**INSTRUCTION:** Print every entry exactly as written.

[START MATERIAL PROVIDED]

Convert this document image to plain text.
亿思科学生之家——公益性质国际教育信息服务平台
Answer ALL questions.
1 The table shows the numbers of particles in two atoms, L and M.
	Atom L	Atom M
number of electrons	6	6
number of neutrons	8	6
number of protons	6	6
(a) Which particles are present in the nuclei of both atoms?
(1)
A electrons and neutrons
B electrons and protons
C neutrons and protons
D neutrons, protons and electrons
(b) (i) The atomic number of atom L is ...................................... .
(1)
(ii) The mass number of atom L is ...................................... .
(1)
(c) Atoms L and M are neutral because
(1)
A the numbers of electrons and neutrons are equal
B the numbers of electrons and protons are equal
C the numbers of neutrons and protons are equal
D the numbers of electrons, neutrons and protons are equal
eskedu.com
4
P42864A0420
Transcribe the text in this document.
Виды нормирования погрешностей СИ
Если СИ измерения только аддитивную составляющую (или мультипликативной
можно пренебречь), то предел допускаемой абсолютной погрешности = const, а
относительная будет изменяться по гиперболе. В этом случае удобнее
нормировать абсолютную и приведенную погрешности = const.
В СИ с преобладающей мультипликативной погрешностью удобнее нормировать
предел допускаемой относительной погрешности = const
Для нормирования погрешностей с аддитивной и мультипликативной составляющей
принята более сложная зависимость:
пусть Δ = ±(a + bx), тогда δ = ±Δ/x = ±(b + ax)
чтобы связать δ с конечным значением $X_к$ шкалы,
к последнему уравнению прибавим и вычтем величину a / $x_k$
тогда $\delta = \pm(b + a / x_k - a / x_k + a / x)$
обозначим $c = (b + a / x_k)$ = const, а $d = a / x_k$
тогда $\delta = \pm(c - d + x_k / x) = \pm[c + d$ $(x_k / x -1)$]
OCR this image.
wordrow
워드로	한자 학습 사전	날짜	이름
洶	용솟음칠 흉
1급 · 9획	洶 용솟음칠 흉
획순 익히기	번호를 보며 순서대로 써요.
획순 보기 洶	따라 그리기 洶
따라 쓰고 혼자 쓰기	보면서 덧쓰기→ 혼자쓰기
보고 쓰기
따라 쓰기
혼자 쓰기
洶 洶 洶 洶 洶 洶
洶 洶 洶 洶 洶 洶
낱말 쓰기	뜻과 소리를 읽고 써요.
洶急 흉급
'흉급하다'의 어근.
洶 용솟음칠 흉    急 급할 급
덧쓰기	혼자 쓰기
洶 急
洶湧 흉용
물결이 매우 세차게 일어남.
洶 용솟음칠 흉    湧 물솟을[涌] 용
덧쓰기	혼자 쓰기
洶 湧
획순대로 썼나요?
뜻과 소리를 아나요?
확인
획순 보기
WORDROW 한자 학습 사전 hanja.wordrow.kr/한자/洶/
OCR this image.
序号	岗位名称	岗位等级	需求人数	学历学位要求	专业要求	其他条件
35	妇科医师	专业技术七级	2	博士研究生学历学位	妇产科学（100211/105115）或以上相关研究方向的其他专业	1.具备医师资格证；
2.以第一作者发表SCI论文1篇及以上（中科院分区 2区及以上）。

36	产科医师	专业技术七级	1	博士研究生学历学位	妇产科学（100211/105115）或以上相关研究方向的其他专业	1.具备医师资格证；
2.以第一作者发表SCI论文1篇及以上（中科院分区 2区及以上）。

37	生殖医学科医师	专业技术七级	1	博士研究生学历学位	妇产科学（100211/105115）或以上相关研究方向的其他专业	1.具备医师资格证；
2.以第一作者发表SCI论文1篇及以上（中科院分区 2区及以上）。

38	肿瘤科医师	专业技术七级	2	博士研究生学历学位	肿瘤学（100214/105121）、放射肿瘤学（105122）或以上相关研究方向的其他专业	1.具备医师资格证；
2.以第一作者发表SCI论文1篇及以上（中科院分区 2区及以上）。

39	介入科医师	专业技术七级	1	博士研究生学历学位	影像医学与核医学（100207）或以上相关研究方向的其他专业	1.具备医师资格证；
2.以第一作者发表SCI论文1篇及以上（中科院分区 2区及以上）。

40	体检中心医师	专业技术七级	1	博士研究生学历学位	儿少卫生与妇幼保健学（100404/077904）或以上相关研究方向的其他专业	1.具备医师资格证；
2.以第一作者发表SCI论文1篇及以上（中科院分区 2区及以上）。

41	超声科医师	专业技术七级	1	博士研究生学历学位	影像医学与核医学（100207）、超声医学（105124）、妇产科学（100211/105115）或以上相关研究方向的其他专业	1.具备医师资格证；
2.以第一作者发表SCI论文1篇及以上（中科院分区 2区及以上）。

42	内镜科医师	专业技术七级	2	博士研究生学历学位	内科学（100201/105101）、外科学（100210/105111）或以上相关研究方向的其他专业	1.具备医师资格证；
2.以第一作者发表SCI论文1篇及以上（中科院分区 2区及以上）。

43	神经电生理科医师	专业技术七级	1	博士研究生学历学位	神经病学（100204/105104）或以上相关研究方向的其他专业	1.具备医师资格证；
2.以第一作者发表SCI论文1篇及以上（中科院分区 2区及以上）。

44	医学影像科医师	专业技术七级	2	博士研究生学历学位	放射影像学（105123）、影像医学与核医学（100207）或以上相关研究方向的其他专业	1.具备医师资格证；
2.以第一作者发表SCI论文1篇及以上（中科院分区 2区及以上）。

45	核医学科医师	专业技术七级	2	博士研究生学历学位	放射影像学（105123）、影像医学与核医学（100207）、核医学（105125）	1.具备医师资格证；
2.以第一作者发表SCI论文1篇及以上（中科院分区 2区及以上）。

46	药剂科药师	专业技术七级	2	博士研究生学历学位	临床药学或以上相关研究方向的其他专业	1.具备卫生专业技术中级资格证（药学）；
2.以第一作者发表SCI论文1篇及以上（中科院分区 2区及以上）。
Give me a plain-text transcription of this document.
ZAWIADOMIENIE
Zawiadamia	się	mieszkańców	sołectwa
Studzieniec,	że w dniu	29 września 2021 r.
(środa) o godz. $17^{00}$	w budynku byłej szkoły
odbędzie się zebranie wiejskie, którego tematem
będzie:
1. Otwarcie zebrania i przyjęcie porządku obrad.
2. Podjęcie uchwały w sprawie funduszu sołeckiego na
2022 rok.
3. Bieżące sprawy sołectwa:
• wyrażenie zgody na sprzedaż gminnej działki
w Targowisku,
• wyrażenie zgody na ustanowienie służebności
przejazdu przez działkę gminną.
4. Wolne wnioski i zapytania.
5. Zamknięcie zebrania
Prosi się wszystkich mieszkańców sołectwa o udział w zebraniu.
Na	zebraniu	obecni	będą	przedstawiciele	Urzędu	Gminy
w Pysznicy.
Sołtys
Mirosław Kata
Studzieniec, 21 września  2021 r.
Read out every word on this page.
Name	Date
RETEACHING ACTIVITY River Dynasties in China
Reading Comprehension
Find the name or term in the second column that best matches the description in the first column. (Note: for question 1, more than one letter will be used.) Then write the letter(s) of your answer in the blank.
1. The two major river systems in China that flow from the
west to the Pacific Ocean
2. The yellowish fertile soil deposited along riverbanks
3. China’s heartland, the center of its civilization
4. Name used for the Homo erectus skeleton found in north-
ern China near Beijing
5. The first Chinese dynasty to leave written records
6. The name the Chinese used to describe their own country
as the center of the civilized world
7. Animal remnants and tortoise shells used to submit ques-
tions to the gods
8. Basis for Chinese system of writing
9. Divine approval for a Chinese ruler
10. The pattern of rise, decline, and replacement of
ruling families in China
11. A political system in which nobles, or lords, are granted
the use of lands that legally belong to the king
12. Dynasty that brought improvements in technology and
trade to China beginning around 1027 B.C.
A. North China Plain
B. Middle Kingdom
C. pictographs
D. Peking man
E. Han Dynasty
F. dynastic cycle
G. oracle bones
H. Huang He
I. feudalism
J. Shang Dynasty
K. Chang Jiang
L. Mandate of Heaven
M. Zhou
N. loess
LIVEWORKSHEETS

[END MATERIAL PROVIDED]

**SOLUTION TO THE EXERCISE:**
Convert this document image to plain text.
亿思科学生之家——公益性质国际教育信息服务平台
Answer ALL questions.
1 The table shows the numbers of particles in two atoms, L and M.
	Atom L	Atom M
number of electrons	6	6
number of neutrons	8	6
number of protons	6	6
(a) Which particles are present in the nuclei of both atoms?
(1)
A electrons and neutrons
B electrons and protons
C neutrons and protons
D neutrons, protons and electrons
(b) (i) The atomic number of atom L is ...................................... .
(1)
(ii) The mass number of atom L is ...................................... .
(1)
(c) Atoms L and M are neutral because
(1)
A the numbers of electrons and neutrons are equal
B the numbers of electrons and protons are equal
C the numbers of neutrons and protons are equal
D the numbers of electrons, neutrons and protons are equal
eskedu.com
4
P42864A0420
Transcribe the text in this document.
Виды нормирования погрешностей СИ
Если СИ измерения только аддитивную составляющую (или мультипликативной
можно пренебречь), то предел допускаемой абсолютной погрешности = const, а
относительная будет изменяться по гиперболе. В этом случае удобнее
нормировать абсолютную и приведенную погрешности = const.
В СИ с преобладающей мультипликативной погрешностью удобнее нормировать
предел допускаемой относительной погрешности = const
Для нормирования погрешностей с аддитивной и мультипликативной составляющей
принята более сложная зависимость:
пусть Δ = ±(a + bx), тогда δ = ±Δ/x = ±(b + ax)
чтобы связать δ с конечным значением $X_к$ шкалы,
к последнему уравнению прибавим и вычтем величину a / $x_k$
тогда $\delta = \pm(b + a / x_k - a / x_k + a / x)$
обозначим $c = (b + a / x_k)$ = const, а $d = a / x_k$
тогда $\delta = \pm(c - d + x_k / x) = \pm[c + d$ $(x_k / x -1)$]
OCR this image.
wordrow
워드로	한자 학습 사전	날짜	이름
洶	용솟음칠 흉
1급 · 9획	洶 용솟음칠 흉
획순 익히기	번호를 보며 순서대로 써요.
획순 보기 洶	따라 그리기 洶
따라 쓰고 혼자 쓰기	보면서 덧쓰기→ 혼자쓰기
보고 쓰기
따라 쓰기
혼자 쓰기
洶 洶 洶 洶 洶 洶
洶 洶 洶 洶 洶 洶
낱말 쓰기	뜻과 소리를 읽고 써요.
洶急 흉급
'흉급하다'의 어근.
洶 용솟음칠 흉    急 급할 급
덧쓰기	혼자 쓰기
洶 急
洶湧 흉용
물결이 매우 세차게 일어남.
洶 용솟음칠 흉    湧 물솟을[涌] 용
덧쓰기	혼자 쓰기
洶 湧
획순대로 썼나요?
뜻과 소리를 아나요?
확인
획순 보기
WORDROW 한자 학습 사전 hanja.wordrow.kr/한자/洶/
OCR this image.
序号	岗位名称	岗位等级	需求人数	学历学位要求	专业要求	其他条件
35	妇科医师	专业技术七级	2	博士研究生学历学位	妇产科学（100211/105115）或以上相关研究方向的其他专业	1.具备医师资格证；
2.以第一作者发表SCI论文1篇及以上（中科院分区 2区及以上）。

36	产科医师	专业技术七级	1	博士研究生学历学位	妇产科学（100211/105115）或以上相关研究方向的其他专业	1.具备医师资格证；
2.以第一作者发表SCI论文1篇及以上（中科院分区 2区及以上）。

37	生殖医学科医师	专业技术七级	1	博士研究生学历学位	妇产科学（100211/105115）或以上相关研究方向的其他专业	1.具备医师资格证；
2.以第一作者发表SCI论文1篇及以上（中科院分区 2区及以上）。

38	肿瘤科医师	专业技术七级	2	博士研究生学历学位	肿瘤学（100214/105121）、放射肿瘤学（105122）或以上相关研究方向的其他专业	1.具备医师资格证；
2.以第一作者发表SCI论文1篇及以上（中科院分区 2区及以上）。

39	介入科医师	专业技术七级	1	博士研究生学历学位	影像医学与核医学（100207）或以上相关研究方向的其他专业	1.具备医师资格证；
2.以第一作者发表SCI论文1篇及以上（中科院分区 2区及以上）。

40	体检中心医师	专业技术七级	1	博士研究生学历学位	儿少卫生与妇幼保健学（100404/077904）或以上相关研究方向的其他专业	1.具备医师资格证；
2.以第一作者发表SCI论文1篇及以上（中科院分区 2区及以上）。

41	超声科医师	专业技术七级	1	博士研究生学历学位	影像医学与核医学（100207）、超声医学（105124）、妇产科学（100211/105115）或以上相关研究方向的其他专业	1.具备医师资格证；
2.以第一作者发表SCI论文1篇及以上（中科院分区 2区及以上）。

42	内镜科医师	专业技术七级	2	博士研究生学历学位	内科学（100201/105101）、外科学（100210/105111）或以上相关研究方向的其他专业	1.具备医师资格证；
2.以第一作者发表SCI论文1篇及以上（中科院分区 2区及以上）。

43	神经电生理科医师	专业技术七级	1	博士研究生学历学位	神经病学（100204/105104）或以上相关研究方向的其他专业	1.具备医师资格证；
2.以第一作者发表SCI论文1篇及以上（中科院分区 2区及以上）。

44	医学影像科医师	专业技术七级	2	博士研究生学历学位	放射影像学（105123）、影像医学与核医学（100207）或以上相关研究方向的其他专业	1.具备医师资格证；
2.以第一作者发表SCI论文1篇及以上（中科院分区 2区及以上）。

45	核医学科医师	专业技术七级	2	博士研究生学历学位	放射影像学（105123）、影像医学与核医学（100207）、核医学（105125）	1.具备医师资格证；
2.以第一作者发表SCI论文1篇及以上（中科院分区 2区及以上）。

46	药剂科药师	专业技术七级	2	博士研究生学历学位	临床药学或以上相关研究方向的其他专业	1.具备卫生专业技术中级资格证（药学）；
2.以第一作者发表SCI论文1篇及以上（中科院分区 2区及以上）。
Give me a plain-text transcription of this document.
ZAWIADOMIENIE
Zawiadamia	się	mieszkańców	sołectwa
Studzieniec,	że w dniu	29 września 2021 r.
(środa) o godz. $17^{00}$	w budynku byłej szkoły
odbędzie się zebranie wiejskie, którego tematem
będzie:
1. Otwarcie zebrania i przyjęcie porządku obrad.
2. Podjęcie uchwały w sprawie funduszu sołeckiego na
2022 rok.
3. Bieżące sprawy sołectwa:
• wyrażenie zgody na sprzedaż gminnej działki
w Targowisku,
• wyrażenie zgody na ustanowienie służebności
przejazdu przez działkę gminną.
4. Wolne wnioski i zapytania.
5. Zamknięcie zebrania
Prosi się wszystkich mieszkańców sołectwa o udział w zebraniu.
Na	zebraniu	obecni	będą	przedstawiciele	Urzędu	Gminy
w Pysznicy.
Sołtys
Mirosław Kata
Studzieniec, 21 września  2021 r.
Read out every word on this page.
Name	Date
RETEACHING ACTIVITY River Dynasties in China
Reading Comprehension
Find the name or term in the second column that best matches the description in the first column. (Note: for question 1, more than one letter will be used.) Then write the letter(s) of your answer in the blank.
1. The two major river systems in China that flow from the
west to the Pacific Ocean
2. The yellowish fertile soil deposited along riverbanks
3. China’s heartland, the center of its civilization
4. Name used for the Homo erectus skeleton found in north-
ern China near Beijing
5. The first Chinese dynasty to leave written records
6. The name the Chinese used to describe their own country
as the center of the civilized world
7. Animal remnants and tortoise shells used to submit ques-
tions to the gods
8. Basis for Chinese system of writing
9. Divine approval for a Chinese ruler
10. The pattern of rise, decline, and replacement of
ruling families in China
11. A political system in which nobles, or lords, are granted
the use of lands that legally belong to the king
12. Dynasty that brought improvements in technology and
trade to China beginning around 1027 B.C.
A. North China Plain
B. Middle Kingdom
C. pictographs
D. Peking man
E. Han Dynasty
F. dynastic cycle
G. oracle bones
H. Huang He
I. feudalism
J. Shang Dynasty
K. Chang Jiang
L. Mandate of Heaven
M. Zhou
N. loess
LIVEWORKSHEETS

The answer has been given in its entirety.